**CONSIGNES ÉCRITES**
**A.** Recopiez fidèlement le passage de l'extrait qui commence aux mots "Pinkushion : C’est" et s'arrête après les mots "façons professionnelle ?".
**B.** Selon l'extrait, où se trouve le studio dans lequel Edwyn Collins a enregistré le disque ?
**C.** Réécrivez sous forme de liste le paragraphe de l'extrait qui commence par « A vrai dire, je pense souvent ». Gardez-en les faits principaux.

**EXTRAIT DU TEXTE**

Impression confirmée sur ce premier album qui comblera à n’en point douter les fans orphelins de Camera Obscura. Cinq ans après Desire Lines, ultime album la formation écossaise,  le désir est ravivé avec une collection de ballades sentimentales au doux parfum mélo sixties (“It Can’t Be Love Unless It Hurts”) mâtinée de soul (“Jacqueline”, superbe croonerie chantée par Coughlan) et saupoudrée de guitares hiératiques façon Velvet Underground (ce superbe « Deep in the Night »). La supervision du disque a été confié à deuxs experts en orfèvreries, Edwyn Collins (enregistré dans son studios dans les Highlands), coproduit avec l’ingénieur-son et multi-instrumentiste Sean Read (Dexys Midnight Runners). Alors, en ces temps sombres, n’hésitons pas à nous accorder un peu de douceur avec cette pop élégante et ultra-sensible.

 


 

Pinkushion : C’est un véritable plaisir que d’entendre à nouveau votre voix Tracyanne. Depuis la tragique disparition de votre amie Carey Lander en 2015, votre amie et claviériste de Camera Obscura, qui a signé la fin du groupe, avez-vous envisagé d’arrêter de faire de la musique de façons professionnelle ?

Tracyanne Campbell : A vrai dire, je pense souvent à faire autre chose (rires). Mais je ne sais simplement pas ce que je pourrais faire d’autre. Evidemment, la musique a été ma priorité durant très longtemps. Au fond de moi, je pense que les raisons de cette renaissance sont dans ma nature optimiste, et bien sûr ma passion pour la musique. Je n’ai jamais vraiment pensé arrêter, seulement faire une pause.

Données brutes
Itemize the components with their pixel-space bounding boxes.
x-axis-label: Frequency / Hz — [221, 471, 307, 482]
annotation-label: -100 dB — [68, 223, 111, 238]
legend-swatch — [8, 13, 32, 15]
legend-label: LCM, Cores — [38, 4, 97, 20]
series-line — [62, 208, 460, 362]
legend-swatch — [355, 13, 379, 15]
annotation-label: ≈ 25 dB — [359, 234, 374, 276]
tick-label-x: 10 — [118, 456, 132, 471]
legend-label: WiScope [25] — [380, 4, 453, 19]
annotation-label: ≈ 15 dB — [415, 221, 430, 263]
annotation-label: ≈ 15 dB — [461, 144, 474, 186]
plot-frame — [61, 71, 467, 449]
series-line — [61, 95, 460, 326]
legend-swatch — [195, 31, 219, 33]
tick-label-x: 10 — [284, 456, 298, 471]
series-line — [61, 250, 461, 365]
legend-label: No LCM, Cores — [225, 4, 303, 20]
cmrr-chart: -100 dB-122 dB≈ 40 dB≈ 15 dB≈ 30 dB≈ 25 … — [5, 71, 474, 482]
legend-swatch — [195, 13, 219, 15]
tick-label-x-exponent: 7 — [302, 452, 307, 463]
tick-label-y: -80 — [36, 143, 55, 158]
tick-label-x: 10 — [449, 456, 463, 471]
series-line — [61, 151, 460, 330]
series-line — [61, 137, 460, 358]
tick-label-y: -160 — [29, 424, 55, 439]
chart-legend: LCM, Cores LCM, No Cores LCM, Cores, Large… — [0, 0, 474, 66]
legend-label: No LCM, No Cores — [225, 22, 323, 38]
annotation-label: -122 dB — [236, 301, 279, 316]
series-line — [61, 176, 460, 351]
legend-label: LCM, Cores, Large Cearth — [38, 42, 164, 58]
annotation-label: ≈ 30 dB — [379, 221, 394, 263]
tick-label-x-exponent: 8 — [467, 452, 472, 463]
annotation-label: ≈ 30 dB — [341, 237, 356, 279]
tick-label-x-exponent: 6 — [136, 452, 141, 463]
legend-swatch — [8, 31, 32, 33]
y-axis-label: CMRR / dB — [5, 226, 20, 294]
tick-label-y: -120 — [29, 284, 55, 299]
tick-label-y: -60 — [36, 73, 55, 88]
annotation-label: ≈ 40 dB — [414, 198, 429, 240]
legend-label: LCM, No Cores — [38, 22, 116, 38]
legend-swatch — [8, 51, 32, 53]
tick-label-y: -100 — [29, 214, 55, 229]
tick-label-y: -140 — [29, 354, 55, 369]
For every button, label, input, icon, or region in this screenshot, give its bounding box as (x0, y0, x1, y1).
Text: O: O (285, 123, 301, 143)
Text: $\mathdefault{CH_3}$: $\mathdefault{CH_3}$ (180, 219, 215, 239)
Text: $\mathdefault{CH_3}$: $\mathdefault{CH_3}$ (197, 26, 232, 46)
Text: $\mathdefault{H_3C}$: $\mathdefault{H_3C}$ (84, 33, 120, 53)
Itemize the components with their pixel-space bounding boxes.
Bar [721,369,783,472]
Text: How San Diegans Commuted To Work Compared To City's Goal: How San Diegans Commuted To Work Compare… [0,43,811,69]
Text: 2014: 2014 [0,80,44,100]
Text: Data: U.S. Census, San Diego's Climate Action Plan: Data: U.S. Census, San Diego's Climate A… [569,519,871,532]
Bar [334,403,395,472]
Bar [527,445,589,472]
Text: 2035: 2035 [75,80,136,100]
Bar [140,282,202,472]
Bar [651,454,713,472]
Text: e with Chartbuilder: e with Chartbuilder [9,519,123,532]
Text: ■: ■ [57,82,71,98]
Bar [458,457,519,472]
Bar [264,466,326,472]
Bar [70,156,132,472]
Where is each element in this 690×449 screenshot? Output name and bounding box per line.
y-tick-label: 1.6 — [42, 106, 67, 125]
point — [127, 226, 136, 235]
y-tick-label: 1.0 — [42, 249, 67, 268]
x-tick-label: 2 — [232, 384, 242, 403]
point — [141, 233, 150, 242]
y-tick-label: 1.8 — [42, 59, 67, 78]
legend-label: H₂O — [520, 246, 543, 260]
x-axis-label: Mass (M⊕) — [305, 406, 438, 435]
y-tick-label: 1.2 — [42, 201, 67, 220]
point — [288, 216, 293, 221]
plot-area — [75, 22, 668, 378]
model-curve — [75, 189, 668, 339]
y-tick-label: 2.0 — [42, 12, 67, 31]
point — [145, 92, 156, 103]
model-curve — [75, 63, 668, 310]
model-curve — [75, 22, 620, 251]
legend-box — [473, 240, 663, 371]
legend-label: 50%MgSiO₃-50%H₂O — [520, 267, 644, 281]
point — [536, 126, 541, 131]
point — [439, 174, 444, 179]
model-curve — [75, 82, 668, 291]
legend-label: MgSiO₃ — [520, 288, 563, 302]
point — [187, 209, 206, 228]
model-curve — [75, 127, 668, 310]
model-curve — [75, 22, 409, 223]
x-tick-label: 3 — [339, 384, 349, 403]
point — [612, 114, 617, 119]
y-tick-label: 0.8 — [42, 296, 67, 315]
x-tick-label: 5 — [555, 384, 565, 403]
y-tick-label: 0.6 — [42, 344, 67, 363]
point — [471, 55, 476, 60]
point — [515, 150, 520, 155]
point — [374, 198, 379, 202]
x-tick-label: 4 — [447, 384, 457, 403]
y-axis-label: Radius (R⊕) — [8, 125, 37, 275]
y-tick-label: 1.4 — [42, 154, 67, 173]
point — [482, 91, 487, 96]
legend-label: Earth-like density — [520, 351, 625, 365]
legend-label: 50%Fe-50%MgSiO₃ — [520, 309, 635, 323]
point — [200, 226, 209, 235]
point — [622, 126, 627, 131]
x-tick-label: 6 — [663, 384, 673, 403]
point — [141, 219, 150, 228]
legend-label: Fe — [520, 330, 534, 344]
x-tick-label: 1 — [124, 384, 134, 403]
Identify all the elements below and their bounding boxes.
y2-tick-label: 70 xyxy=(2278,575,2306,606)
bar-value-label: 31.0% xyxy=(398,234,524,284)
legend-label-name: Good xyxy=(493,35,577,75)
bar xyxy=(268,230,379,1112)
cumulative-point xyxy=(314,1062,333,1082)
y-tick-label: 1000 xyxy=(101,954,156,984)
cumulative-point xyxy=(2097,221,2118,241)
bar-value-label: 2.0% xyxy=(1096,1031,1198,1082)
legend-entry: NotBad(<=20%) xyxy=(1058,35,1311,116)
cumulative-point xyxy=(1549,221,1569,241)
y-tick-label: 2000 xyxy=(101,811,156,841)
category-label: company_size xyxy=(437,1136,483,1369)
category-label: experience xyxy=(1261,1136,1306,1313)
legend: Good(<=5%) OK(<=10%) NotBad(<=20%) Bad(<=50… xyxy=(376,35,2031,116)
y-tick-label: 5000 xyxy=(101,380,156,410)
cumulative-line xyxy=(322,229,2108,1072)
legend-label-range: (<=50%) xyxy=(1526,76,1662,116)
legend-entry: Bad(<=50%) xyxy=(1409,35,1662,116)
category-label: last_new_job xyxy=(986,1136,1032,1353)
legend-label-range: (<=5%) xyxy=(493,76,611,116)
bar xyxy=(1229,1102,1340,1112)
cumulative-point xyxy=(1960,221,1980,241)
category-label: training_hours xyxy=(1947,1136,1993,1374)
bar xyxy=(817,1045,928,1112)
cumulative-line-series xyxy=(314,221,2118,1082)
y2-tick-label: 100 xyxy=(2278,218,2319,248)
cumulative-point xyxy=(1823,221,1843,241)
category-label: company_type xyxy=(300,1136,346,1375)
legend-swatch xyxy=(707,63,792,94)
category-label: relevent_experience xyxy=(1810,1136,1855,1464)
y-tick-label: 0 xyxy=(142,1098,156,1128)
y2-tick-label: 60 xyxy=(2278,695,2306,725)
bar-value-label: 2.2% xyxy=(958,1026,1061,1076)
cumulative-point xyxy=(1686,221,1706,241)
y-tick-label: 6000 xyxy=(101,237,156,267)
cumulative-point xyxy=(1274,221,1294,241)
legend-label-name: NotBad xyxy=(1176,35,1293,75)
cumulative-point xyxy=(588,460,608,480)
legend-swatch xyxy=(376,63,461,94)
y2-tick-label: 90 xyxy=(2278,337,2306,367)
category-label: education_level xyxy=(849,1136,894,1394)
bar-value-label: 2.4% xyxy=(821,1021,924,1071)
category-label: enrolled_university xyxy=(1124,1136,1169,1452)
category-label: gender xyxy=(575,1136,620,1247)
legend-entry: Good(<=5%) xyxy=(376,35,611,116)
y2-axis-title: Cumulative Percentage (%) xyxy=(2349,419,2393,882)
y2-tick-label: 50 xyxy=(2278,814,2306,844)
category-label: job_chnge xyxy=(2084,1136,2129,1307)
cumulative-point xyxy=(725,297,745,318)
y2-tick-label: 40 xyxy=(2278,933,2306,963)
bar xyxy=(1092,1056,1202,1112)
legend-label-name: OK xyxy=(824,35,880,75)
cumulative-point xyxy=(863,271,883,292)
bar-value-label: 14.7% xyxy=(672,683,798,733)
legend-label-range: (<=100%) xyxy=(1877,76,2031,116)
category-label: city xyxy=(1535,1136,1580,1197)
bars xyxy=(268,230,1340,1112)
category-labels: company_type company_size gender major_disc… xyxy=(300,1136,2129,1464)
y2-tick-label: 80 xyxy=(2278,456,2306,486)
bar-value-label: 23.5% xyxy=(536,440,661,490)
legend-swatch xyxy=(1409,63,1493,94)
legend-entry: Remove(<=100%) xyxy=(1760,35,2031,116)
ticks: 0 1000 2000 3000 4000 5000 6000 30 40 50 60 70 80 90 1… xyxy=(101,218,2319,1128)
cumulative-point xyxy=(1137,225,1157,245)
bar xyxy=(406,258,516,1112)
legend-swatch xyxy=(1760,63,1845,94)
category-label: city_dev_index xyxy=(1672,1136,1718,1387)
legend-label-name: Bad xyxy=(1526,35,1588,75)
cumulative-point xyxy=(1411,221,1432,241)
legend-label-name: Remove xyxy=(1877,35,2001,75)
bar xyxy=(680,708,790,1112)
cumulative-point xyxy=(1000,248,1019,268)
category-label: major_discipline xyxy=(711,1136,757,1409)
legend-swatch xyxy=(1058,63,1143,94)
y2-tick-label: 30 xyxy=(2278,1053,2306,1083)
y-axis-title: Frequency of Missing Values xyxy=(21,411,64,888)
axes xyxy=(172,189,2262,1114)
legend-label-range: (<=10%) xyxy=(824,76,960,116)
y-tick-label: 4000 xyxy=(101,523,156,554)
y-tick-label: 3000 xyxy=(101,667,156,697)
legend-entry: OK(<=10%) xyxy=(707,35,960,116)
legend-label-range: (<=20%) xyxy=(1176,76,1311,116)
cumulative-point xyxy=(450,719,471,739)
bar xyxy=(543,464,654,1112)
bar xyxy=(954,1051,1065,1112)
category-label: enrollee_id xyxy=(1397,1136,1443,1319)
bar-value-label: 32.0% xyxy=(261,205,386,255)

**RÉPONSES PAR CONSIGNE**
**A.**
Pinkushion : C’est un véritable plaisir que d’entendre à nouveau votre voix Tracyanne. Depuis la tragique disparition de votre amie Carey Lander en 2015, votre amie et claviériste de Camera Obscura, qui a signé la fin du groupe, avez-vous envisagé d’arrêter de faire de la musique de façons professionnelle ?

**B.** Dans les Highlands.

**C.**
- Je pense souvent à faire autre chose, mais je ne sais pas ce que je pourrais faire d'autre.
- La musique a longtemps été ma priorité.
- Ma nature optimiste et ma passion pour la musique expliquent cette renaissance.
- Je n'ai jamais vraiment pensé arrêter, seulement faire une pause.